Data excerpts
##########

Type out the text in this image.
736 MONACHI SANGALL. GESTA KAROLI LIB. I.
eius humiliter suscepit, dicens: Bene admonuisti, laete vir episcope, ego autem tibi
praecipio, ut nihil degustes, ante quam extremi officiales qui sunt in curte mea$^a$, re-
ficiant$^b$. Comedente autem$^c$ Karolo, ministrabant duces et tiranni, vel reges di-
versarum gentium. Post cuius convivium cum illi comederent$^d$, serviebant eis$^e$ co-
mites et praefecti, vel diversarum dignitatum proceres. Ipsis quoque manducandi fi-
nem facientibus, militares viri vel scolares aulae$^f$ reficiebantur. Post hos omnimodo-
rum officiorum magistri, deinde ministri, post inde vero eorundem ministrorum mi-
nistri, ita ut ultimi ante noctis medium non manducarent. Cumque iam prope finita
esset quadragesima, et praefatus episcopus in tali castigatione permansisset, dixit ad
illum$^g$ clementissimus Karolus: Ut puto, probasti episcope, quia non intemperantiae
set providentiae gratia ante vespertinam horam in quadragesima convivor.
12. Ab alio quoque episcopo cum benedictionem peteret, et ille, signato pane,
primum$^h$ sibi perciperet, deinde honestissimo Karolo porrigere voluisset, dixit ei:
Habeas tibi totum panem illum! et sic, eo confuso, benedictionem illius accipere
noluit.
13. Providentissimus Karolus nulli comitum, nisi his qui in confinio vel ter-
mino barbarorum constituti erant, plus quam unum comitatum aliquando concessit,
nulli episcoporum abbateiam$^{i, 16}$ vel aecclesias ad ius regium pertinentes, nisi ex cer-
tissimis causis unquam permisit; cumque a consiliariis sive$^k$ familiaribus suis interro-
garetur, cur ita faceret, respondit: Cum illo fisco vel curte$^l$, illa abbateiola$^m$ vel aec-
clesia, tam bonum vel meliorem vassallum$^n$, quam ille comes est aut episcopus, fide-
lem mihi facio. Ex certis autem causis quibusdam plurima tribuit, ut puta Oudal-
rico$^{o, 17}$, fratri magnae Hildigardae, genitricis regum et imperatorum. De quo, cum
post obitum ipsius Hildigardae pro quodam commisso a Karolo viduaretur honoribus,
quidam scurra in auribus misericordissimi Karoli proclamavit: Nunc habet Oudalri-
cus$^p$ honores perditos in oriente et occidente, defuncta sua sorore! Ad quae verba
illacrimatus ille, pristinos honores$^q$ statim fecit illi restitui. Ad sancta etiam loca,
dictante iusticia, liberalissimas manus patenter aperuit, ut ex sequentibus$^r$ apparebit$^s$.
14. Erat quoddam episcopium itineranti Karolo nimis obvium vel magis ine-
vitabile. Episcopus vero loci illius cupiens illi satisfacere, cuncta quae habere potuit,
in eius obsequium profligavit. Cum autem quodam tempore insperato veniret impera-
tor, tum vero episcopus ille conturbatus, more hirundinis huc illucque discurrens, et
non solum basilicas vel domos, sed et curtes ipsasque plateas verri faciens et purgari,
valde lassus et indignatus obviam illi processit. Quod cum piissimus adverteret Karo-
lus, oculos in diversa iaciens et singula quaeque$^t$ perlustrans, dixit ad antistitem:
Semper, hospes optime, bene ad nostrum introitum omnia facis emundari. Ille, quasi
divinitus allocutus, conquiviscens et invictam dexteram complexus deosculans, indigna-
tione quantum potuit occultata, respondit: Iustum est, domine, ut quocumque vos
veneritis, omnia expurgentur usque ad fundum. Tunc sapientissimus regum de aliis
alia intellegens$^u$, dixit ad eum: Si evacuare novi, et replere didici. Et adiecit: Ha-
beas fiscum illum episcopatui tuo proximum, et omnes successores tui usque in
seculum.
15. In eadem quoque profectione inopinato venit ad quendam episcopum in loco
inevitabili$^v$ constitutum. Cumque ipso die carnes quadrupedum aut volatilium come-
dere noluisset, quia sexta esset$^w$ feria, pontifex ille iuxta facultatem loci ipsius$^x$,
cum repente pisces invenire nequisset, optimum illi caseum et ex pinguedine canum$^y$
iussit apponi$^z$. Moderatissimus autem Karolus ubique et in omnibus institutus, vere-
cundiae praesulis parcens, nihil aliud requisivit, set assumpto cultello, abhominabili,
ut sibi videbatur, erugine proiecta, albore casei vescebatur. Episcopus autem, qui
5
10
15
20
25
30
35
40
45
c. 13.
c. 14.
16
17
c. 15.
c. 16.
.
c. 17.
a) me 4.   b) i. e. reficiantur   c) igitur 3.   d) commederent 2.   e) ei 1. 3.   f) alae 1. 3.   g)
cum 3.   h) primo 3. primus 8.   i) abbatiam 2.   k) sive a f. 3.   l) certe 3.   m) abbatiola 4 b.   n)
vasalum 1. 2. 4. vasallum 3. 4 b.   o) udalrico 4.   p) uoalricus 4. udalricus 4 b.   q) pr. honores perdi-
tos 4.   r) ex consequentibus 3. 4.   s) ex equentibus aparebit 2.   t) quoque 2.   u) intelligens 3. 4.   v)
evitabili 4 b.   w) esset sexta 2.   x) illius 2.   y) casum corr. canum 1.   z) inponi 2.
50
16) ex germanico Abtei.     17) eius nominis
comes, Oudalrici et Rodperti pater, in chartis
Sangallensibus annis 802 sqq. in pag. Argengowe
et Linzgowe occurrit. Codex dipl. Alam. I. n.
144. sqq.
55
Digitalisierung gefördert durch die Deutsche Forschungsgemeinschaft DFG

##########

* _Written problem_
Scan the material and collect every line that contains "esset".

* _Task solution_
esset quadragesima, et praefatus episcopus in tali castigatione permansisset, dixit ad
dere noluisset, quia sexta esset$^w$ feria, pontifex ille iuxta facultatem loci ipsius$^x$,
evitabili 4 b.   w) esset sexta 2.   x) illius 2.   y) casum corr. canum 1.   z) inponi 2.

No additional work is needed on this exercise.